» Supplied passage:
━━━━

# Pulse Downloader Questions



## MatthewG (Sep 29, 2021)

Until now, I've never had issues with the Pulse Downloader. Today, when attempting to install Waverunner Audio's 'Celestial Guitar' library, I'm presented with the following error:

Error: Unable to install to this directory, please choose another. ENOENT: no such file or directory, scandir '/Users/Shared/Samples/Celestial Guitar/.pulse/extract/0'


I dug into the log file and found this:

[2021-09-29 13:32:52.865] [debug] (extract) Spawning /Applications/Pulse.app/Contents/Resources/binaries/lsar "-j" "/Users/Shared/Samples/Celestial Guitar/.pulse/download/wa_celestial_guitar.zip"
[2021-09-29 13:33:09.563] [warn] (extract) Can't parse lsar output line "XADFileSize": 0. SyntaxError: Unexpected token } in JSON at position 22



I've made repeated attempts (even tried changing install location) with no success. Anyone else run into this? Btw, I am using the latest version of Pulse (40.1.1)

━━━━

» Dataset:
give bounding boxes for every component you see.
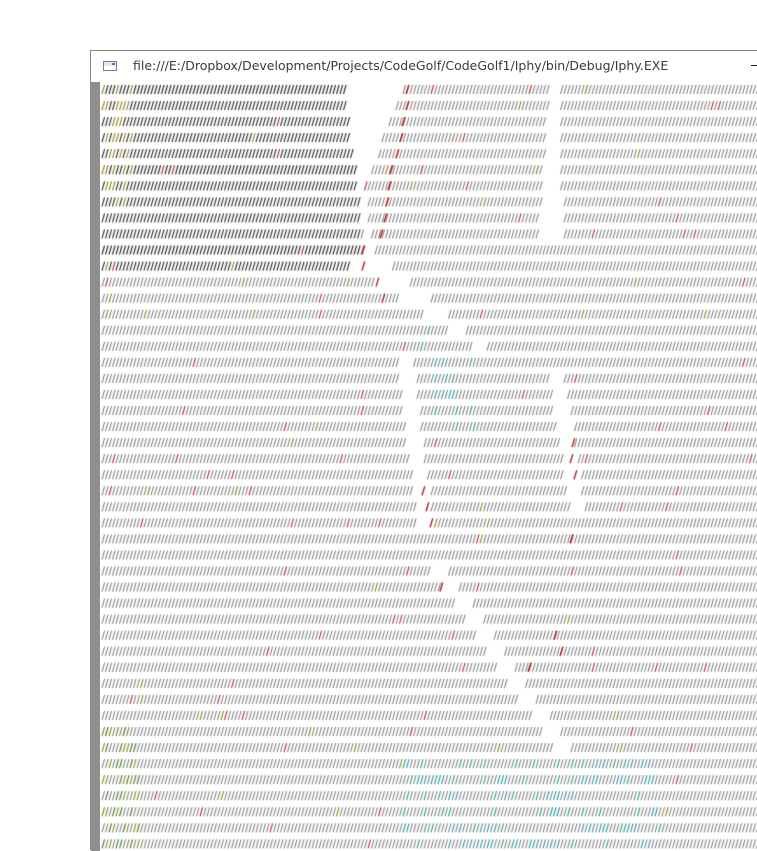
title-bar[interactable]: file:///E:/Dropbox/Development/Projects/…: [91, 51, 757, 81]
minimize-icon[interactable]: [747, 55, 757, 77]
window-title: file:///E:/Dropbox/Development/Projects/…: [133, 58, 669, 73]
console-app-icon: [103, 61, 117, 71]
console-window: file:///E:/Dropbox/Development/Projects/…: [90, 50, 757, 851]
console-glyph-grid: [100, 82, 757, 851]
console-output: [91, 82, 757, 851]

━━━━

» The task:
Write out the part of the Pulse Downloader thread that begins at the words "[2021-09-29 13:33:09.563] [warn]" and stops after "of Pulse (40.1.1)". The records have nothing to do with this.

» Task solution:
[2021-09-29 13:33:09.563] [warn] (extract) Can't parse lsar output line "XADFileSize": 0. SyntaxError: Unexpected token } in JSON at position 22



I've made repeated attempts (even tried changing install location) with no success. Anyone else run into this? Btw, I am using the latest version of Pulse (40.1.1)